KUTIPAN SUMBER
++++++++++++++++++++

Pemain Sayap Belanda Ini Sumbangkan Gajinya Sebesar Rp 8,5 Miliar untuk Anak-Anak Gaza
Anwar El Ghazi terkenal dengan dukungannya terhadap Palestina
REPUBLIKA.CO.ID, JAKARTA - Anwar El Ghazi, pemain sayap Belanda keturunan Maroko, akan menyumbangkan 500 ribu euro (560 dolar AS) atau sekitar 8,5 miliar rupiah dari gajinya di Mainz untuk anak-anak Gaza, Anadolu Agency melaporkan.
“Saya ingin menggunakan momen ini untuk berterima kasih kepada Mainz untuk dua hal. Pertama, untuk pembayaran finansial yang cukup besar, 500 ribu di antaranya akan digunakan untuk mendanai proyek-proyek bagi anak-anak di Gaza,” kata El Ghazi di X.
“Saya berharap Mainz, meskipun berulang kali gagal dalam upaya mereka untuk menghindari pembayaran yang jatuh tempo, mendapatkan penghiburan dari pengetahuan bahwa mereka memiliki, melalui saya, berkontribusi secara finansial dalam mencoba membuat hidup sedikit lebih baik bagi anak-anak Gaza,” tambahnya.
“Kedua, dalam upaya membungkam saya, membuat suara saya lebih keras lagi untuk mereka yang tertindas dan tak bersuara di Gaza,” ujar pria berusia 29 tahun itu.

++++++++++++++++++++

TUGAS 1
Kutip bagian berita tentang donasi El Ghazi mulai dari "Pemain Sayap Belanda Ini" sampai dengan "Anadolu Agency melaporkan.".
TUGAS 2
Mohon jawab pertanyaan berikut berdasarkan berita tentang donasi El Ghazi.
(a) Gaji dari klub mana yang disumbangkan El Ghazi?
(b) Di platform apa El Ghazi menyampaikan ucapan terima kasihnya?
(c) Berapa usia El Ghazi menurut berita itu?

++++++++++++++++++++

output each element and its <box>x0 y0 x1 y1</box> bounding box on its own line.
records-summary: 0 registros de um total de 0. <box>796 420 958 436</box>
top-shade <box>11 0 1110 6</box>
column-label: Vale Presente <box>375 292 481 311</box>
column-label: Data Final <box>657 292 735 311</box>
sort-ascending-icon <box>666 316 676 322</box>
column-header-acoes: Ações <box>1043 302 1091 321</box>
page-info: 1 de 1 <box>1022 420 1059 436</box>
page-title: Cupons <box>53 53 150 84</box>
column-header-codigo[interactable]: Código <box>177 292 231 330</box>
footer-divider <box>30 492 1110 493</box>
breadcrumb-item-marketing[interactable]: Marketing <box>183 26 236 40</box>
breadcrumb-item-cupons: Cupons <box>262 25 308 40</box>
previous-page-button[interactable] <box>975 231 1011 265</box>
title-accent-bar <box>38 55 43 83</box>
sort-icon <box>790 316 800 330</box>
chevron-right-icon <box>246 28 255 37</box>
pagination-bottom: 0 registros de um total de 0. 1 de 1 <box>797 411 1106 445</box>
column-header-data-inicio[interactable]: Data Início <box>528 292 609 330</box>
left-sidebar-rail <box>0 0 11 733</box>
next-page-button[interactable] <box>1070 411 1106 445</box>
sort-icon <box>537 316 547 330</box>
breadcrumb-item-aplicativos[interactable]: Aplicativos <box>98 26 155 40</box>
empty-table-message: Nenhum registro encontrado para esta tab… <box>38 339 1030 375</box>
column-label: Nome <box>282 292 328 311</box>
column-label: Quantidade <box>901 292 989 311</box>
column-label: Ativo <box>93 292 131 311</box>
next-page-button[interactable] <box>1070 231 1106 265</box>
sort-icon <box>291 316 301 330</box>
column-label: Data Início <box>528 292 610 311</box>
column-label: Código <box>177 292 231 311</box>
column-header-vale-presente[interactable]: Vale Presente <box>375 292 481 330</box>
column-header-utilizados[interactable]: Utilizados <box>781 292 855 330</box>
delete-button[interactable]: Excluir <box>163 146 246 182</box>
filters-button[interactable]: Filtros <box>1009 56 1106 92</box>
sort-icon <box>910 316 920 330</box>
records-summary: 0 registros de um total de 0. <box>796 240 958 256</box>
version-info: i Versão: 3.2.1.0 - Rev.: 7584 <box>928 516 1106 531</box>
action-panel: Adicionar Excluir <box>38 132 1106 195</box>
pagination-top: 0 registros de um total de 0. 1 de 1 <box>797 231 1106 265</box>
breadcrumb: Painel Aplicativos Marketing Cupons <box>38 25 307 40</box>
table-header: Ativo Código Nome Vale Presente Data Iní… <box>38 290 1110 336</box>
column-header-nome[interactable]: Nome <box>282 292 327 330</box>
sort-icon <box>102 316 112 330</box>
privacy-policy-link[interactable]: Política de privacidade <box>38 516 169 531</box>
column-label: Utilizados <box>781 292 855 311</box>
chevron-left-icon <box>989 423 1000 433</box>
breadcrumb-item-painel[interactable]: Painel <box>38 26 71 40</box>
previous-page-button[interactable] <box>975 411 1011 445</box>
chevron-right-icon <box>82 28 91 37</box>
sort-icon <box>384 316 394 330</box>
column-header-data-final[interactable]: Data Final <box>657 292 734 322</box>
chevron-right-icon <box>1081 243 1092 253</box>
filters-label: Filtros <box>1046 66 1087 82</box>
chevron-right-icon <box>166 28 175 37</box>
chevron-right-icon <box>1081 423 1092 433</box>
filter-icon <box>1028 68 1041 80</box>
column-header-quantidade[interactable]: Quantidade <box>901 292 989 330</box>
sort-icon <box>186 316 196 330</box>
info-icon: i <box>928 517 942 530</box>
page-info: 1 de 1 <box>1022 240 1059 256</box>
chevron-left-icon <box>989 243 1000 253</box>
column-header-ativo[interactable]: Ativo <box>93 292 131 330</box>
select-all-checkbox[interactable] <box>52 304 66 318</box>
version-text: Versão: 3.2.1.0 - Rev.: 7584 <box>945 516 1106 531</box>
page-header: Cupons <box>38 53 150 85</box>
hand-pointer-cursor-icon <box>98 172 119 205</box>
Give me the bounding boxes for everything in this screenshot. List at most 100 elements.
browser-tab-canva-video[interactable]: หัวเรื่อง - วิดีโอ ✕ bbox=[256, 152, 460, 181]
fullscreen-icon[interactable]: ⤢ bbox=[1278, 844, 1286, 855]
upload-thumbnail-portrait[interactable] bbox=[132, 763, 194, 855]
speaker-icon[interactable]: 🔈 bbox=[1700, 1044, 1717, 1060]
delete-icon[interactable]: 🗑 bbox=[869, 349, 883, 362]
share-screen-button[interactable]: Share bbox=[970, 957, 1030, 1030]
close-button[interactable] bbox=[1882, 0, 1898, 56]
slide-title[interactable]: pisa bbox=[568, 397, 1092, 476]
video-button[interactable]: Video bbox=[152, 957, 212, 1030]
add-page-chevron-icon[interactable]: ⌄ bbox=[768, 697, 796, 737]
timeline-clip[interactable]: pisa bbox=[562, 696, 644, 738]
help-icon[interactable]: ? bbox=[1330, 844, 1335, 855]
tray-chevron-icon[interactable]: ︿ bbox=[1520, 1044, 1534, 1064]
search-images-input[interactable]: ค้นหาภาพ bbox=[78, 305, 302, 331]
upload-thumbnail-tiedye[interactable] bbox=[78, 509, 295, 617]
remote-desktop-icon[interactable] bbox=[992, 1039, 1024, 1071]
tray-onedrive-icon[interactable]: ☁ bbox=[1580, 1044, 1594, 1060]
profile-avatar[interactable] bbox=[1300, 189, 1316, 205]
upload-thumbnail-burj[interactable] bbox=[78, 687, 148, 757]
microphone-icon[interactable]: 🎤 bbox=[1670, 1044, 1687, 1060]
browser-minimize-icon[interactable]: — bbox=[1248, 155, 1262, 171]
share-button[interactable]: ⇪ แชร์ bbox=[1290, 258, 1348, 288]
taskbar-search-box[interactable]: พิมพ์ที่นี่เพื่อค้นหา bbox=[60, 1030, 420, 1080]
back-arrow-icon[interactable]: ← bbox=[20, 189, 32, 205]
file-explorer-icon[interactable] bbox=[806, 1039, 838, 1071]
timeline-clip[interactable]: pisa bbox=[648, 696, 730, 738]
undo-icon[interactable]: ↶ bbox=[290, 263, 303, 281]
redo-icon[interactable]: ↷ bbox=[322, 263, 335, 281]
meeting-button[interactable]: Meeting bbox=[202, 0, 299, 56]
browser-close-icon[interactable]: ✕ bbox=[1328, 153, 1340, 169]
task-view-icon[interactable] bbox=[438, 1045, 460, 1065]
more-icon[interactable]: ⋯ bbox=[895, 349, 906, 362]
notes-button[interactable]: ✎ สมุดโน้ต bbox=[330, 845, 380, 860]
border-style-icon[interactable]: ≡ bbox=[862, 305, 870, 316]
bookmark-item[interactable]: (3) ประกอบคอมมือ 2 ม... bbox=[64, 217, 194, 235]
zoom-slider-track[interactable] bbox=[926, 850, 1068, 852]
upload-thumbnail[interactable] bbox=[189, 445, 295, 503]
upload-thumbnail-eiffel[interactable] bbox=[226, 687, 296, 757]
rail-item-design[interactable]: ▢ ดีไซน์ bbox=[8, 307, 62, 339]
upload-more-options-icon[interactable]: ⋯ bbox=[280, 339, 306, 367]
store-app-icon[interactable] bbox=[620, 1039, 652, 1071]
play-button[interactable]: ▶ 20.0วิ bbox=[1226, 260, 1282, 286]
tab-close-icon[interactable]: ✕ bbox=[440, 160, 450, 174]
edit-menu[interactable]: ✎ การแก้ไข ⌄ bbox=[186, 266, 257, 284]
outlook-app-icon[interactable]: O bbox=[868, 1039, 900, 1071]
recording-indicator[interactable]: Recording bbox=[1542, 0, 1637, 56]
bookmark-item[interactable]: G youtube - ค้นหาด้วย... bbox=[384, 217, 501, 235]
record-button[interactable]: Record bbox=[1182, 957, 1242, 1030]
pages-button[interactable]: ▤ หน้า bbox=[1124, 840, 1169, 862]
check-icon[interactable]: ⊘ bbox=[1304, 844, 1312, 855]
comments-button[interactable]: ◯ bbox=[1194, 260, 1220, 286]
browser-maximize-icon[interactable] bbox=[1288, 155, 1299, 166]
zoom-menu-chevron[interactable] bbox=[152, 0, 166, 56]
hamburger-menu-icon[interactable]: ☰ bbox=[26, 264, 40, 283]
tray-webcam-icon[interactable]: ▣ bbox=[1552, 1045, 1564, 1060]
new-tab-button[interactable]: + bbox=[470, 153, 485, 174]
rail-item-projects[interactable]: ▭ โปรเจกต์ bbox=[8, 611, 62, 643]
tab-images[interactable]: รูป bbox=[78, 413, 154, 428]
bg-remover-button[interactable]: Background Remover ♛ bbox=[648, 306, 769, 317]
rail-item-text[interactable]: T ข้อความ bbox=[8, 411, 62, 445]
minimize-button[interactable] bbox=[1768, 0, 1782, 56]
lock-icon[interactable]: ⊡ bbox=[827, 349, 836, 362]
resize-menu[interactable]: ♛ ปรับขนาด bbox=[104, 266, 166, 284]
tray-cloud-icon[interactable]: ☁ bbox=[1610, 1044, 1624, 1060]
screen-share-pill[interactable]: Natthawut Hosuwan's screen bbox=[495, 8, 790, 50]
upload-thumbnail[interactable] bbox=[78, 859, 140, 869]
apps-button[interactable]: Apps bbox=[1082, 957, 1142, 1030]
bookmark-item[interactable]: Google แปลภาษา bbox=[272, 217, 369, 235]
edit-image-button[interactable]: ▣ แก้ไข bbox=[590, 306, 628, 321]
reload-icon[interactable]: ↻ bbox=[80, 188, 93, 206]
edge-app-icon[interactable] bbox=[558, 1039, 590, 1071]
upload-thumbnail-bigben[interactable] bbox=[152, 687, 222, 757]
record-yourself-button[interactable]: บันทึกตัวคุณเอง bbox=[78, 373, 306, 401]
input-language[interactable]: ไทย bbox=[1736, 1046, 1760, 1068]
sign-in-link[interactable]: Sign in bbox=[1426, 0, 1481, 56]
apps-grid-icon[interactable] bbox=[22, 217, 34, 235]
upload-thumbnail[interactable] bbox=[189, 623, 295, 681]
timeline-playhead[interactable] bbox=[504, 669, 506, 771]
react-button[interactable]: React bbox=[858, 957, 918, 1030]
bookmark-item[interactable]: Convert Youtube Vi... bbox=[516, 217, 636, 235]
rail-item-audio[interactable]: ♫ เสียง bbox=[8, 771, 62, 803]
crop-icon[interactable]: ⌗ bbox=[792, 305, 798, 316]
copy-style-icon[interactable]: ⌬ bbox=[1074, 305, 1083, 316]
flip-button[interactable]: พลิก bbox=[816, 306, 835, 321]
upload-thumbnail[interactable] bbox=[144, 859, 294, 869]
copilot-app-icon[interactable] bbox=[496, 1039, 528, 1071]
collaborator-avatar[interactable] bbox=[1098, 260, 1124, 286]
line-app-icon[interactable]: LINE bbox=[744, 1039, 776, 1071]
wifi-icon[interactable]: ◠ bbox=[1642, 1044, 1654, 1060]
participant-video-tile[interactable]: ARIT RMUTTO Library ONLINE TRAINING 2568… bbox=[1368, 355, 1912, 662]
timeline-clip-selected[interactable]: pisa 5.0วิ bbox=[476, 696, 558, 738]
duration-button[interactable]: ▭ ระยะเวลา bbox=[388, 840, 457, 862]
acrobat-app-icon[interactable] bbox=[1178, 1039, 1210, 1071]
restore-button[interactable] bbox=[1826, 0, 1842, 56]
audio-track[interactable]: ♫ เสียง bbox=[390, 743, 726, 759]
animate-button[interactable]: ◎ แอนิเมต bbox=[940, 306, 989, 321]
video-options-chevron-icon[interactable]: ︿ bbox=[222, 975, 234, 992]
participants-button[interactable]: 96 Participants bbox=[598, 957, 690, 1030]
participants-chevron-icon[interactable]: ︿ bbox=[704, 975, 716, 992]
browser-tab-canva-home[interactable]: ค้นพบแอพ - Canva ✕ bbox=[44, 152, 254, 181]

++++++++++++++++++++

JAWABAN AKHIR 1
Pemain Sayap Belanda Ini Sumbangkan Gajinya Sebesar Rp 8,5 Miliar untuk Anak-Anak Gaza
Anwar El Ghazi terkenal dengan dukungannya terhadap Palestina
REPUBLIKA.CO.ID, JAKARTA - Anwar El Ghazi, pemain sayap Belanda keturunan Maroko, akan menyumbangkan 500 ribu euro (560 dolar AS) atau sekitar 8,5 miliar rupiah dari gajinya di Mainz untuk anak-anak Gaza, Anadolu Agency melaporkan.

JAWABAN AKHIR 2
(a) Mainz
(b) X
(c) 29 tahun